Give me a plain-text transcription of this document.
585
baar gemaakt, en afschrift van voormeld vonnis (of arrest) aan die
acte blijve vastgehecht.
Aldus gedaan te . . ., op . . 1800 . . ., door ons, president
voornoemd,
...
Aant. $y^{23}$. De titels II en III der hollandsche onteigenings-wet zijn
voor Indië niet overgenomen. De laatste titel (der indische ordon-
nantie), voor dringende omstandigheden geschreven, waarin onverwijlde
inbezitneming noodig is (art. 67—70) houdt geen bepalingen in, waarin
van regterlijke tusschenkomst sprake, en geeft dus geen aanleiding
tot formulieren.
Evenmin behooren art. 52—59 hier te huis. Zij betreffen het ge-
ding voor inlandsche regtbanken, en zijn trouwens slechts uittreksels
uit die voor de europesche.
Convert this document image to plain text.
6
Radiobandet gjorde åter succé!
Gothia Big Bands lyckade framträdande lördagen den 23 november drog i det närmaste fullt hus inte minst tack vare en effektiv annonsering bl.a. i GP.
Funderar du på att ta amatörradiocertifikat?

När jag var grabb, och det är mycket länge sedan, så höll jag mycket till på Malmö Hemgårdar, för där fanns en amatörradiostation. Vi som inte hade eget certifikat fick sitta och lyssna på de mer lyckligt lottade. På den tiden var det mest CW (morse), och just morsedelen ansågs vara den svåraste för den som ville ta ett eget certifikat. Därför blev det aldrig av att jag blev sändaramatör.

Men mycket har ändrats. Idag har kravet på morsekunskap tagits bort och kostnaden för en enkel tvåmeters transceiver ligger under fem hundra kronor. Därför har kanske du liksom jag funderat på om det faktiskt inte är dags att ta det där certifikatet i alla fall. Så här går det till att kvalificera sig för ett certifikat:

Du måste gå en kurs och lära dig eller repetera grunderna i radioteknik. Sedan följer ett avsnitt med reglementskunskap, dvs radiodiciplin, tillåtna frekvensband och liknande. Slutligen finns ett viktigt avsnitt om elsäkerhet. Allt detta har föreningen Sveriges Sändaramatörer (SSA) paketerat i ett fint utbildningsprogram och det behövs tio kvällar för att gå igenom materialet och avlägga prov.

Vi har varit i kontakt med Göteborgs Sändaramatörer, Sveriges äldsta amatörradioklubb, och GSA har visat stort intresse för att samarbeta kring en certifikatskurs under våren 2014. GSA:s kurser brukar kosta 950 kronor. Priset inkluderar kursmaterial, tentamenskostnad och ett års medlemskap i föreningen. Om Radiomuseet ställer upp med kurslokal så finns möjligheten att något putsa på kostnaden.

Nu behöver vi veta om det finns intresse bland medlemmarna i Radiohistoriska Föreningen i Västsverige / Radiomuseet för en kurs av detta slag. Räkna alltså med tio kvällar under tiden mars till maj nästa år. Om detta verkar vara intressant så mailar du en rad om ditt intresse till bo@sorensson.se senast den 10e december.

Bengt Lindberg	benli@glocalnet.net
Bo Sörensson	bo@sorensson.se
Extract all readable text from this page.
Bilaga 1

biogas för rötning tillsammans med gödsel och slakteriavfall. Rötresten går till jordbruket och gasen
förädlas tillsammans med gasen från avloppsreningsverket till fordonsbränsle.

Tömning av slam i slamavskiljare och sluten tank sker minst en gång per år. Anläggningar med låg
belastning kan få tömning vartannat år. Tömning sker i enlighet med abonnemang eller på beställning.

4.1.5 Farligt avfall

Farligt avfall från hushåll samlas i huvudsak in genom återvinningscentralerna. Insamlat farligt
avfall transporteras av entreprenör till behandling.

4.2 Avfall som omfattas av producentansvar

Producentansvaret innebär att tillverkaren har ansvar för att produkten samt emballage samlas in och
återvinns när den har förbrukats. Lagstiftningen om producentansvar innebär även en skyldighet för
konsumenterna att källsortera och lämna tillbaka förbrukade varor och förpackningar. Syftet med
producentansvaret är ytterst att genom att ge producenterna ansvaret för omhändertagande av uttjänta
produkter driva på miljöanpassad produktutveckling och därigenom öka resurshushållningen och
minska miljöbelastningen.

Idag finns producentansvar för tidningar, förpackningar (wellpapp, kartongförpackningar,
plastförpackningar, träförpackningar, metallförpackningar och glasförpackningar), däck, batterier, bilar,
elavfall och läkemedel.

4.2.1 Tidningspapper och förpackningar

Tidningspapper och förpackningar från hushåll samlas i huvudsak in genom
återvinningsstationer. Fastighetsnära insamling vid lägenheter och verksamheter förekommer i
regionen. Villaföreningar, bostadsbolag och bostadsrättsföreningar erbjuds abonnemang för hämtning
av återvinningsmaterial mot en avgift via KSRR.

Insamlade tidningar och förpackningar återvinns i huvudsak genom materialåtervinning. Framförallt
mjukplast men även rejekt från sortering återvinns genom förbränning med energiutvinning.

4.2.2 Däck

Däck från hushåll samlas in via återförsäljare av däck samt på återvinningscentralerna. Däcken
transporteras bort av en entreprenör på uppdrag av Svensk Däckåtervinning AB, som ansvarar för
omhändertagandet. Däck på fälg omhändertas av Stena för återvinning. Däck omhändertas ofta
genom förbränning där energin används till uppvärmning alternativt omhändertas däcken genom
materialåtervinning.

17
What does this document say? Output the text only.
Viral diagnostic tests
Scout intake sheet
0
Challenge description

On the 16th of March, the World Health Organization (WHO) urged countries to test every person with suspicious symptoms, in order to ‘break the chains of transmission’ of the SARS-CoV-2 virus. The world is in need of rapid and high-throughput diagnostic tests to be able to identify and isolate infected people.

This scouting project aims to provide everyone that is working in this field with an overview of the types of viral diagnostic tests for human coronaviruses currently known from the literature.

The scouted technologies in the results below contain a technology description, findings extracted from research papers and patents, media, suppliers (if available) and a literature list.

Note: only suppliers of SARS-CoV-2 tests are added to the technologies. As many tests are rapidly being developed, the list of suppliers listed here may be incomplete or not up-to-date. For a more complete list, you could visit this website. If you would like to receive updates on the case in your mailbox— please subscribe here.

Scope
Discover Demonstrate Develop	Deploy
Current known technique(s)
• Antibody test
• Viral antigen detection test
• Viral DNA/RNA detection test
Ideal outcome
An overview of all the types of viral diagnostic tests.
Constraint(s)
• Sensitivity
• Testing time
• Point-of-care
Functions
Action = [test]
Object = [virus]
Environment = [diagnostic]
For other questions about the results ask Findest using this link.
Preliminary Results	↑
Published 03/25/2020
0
###
**Task details**
Return all of the data above, keeping every line exactly as it appears.

**Task answer**
Give me a plain-text transcription of this document.
585
baar gemaakt, en afschrift van voormeld vonnis (of arrest) aan die
acte blijve vastgehecht.
Aldus gedaan te . . ., op . . 1800 . . ., door ons, president
voornoemd,
...
Aant. $y^{23}$. De titels II en III der hollandsche onteigenings-wet zijn
voor Indië niet overgenomen. De laatste titel (der indische ordon-
nantie), voor dringende omstandigheden geschreven, waarin onverwijlde
inbezitneming noodig is (art. 67—70) houdt geen bepalingen in, waarin
van regterlijke tusschenkomst sprake, en geeft dus geen aanleiding
tot formulieren.
Evenmin behooren art. 52—59 hier te huis. Zij betreffen het ge-
ding voor inlandsche regtbanken, en zijn trouwens slechts uittreksels
uit die voor de europesche.
Convert this document image to plain text.
6
Radiobandet gjorde åter succé!
Gothia Big Bands lyckade framträdande lördagen den 23 november drog i det närmaste fullt hus inte minst tack vare en effektiv annonsering bl.a. i GP.
Funderar du på att ta amatörradiocertifikat?

När jag var grabb, och det är mycket länge sedan, så höll jag mycket till på Malmö Hemgårdar, för där fanns en amatörradiostation. Vi som inte hade eget certifikat fick sitta och lyssna på de mer lyckligt lottade. På den tiden var det mest CW (morse), och just morsedelen ansågs vara den svåraste för den som ville ta ett eget certifikat. Därför blev det aldrig av att jag blev sändaramatör.

Men mycket har ändrats. Idag har kravet på morsekunskap tagits bort och kostnaden för en enkel tvåmeters transceiver ligger under fem hundra kronor. Därför har kanske du liksom jag funderat på om det faktiskt inte är dags att ta det där certifikatet i alla fall. Så här går det till att kvalificera sig för ett certifikat:

Du måste gå en kurs och lära dig eller repetera grunderna i radioteknik. Sedan följer ett avsnitt med reglementskunskap, dvs radiodiciplin, tillåtna frekvensband och liknande. Slutligen finns ett viktigt avsnitt om elsäkerhet. Allt detta har föreningen Sveriges Sändaramatörer (SSA) paketerat i ett fint utbildningsprogram och det behövs tio kvällar för att gå igenom materialet och avlägga prov.

Vi har varit i kontakt med Göteborgs Sändaramatörer, Sveriges äldsta amatörradioklubb, och GSA har visat stort intresse för att samarbeta kring en certifikatskurs under våren 2014. GSA:s kurser brukar kosta 950 kronor. Priset inkluderar kursmaterial, tentamenskostnad och ett års medlemskap i föreningen. Om Radiomuseet ställer upp med kurslokal så finns möjligheten att något putsa på kostnaden.

Nu behöver vi veta om det finns intresse bland medlemmarna i Radiohistoriska Föreningen i Västsverige / Radiomuseet för en kurs av detta slag. Räkna alltså med tio kvällar under tiden mars till maj nästa år. Om detta verkar vara intressant så mailar du en rad om ditt intresse till bo@sorensson.se senast den 10e december.

Bengt Lindberg	benli@glocalnet.net
Bo Sörensson	bo@sorensson.se
Extract all readable text from this page.
Bilaga 1

biogas för rötning tillsammans med gödsel och slakteriavfall. Rötresten går till jordbruket och gasen
förädlas tillsammans med gasen från avloppsreningsverket till fordonsbränsle.

Tömning av slam i slamavskiljare och sluten tank sker minst en gång per år. Anläggningar med låg
belastning kan få tömning vartannat år. Tömning sker i enlighet med abonnemang eller på beställning.

4.1.5 Farligt avfall

Farligt avfall från hushåll samlas i huvudsak in genom återvinningscentralerna. Insamlat farligt
avfall transporteras av entreprenör till behandling.

4.2 Avfall som omfattas av producentansvar

Producentansvaret innebär att tillverkaren har ansvar för att produkten samt emballage samlas in och
återvinns när den har förbrukats. Lagstiftningen om producentansvar innebär även en skyldighet för
konsumenterna att källsortera och lämna tillbaka förbrukade varor och förpackningar. Syftet med
producentansvaret är ytterst att genom att ge producenterna ansvaret för omhändertagande av uttjänta
produkter driva på miljöanpassad produktutveckling och därigenom öka resurshushållningen och
minska miljöbelastningen.

Idag finns producentansvar för tidningar, förpackningar (wellpapp, kartongförpackningar,
plastförpackningar, träförpackningar, metallförpackningar och glasförpackningar), däck, batterier, bilar,
elavfall och läkemedel.

4.2.1 Tidningspapper och förpackningar

Tidningspapper och förpackningar från hushåll samlas i huvudsak in genom
återvinningsstationer. Fastighetsnära insamling vid lägenheter och verksamheter förekommer i
regionen. Villaföreningar, bostadsbolag och bostadsrättsföreningar erbjuds abonnemang för hämtning
av återvinningsmaterial mot en avgift via KSRR.

Insamlade tidningar och förpackningar återvinns i huvudsak genom materialåtervinning. Framförallt
mjukplast men även rejekt från sortering återvinns genom förbränning med energiutvinning.

4.2.2 Däck

Däck från hushåll samlas in via återförsäljare av däck samt på återvinningscentralerna. Däcken
transporteras bort av en entreprenör på uppdrag av Svensk Däckåtervinning AB, som ansvarar för
omhändertagandet. Däck på fälg omhändertas av Stena för återvinning. Däck omhändertas ofta
genom förbränning där energin används till uppvärmning alternativt omhändertas däcken genom
materialåtervinning.

17
What does this document say? Output the text only.
Viral diagnostic tests
Scout intake sheet
0
Challenge description

On the 16th of March, the World Health Organization (WHO) urged countries to test every person with suspicious symptoms, in order to ‘break the chains of transmission’ of the SARS-CoV-2 virus. The world is in need of rapid and high-throughput diagnostic tests to be able to identify and isolate infected people.

This scouting project aims to provide everyone that is working in this field with an overview of the types of viral diagnostic tests for human coronaviruses currently known from the literature.

The scouted technologies in the results below contain a technology description, findings extracted from research papers and patents, media, suppliers (if available) and a literature list.

Note: only suppliers of SARS-CoV-2 tests are added to the technologies. As many tests are rapidly being developed, the list of suppliers listed here may be incomplete or not up-to-date. For a more complete list, you could visit this website. If you would like to receive updates on the case in your mailbox— please subscribe here.

Scope
Discover Demonstrate Develop	Deploy
Current known technique(s)
• Antibody test
• Viral antigen detection test
• Viral DNA/RNA detection test
Ideal outcome
An overview of all the types of viral diagnostic tests.
Constraint(s)
• Sensitivity
• Testing time
• Point-of-care
Functions
Action = [test]
Object = [virus]
Environment = [diagnostic]
For other questions about the results ask Findest using this link.
Preliminary Results	↑
Published 03/25/2020
0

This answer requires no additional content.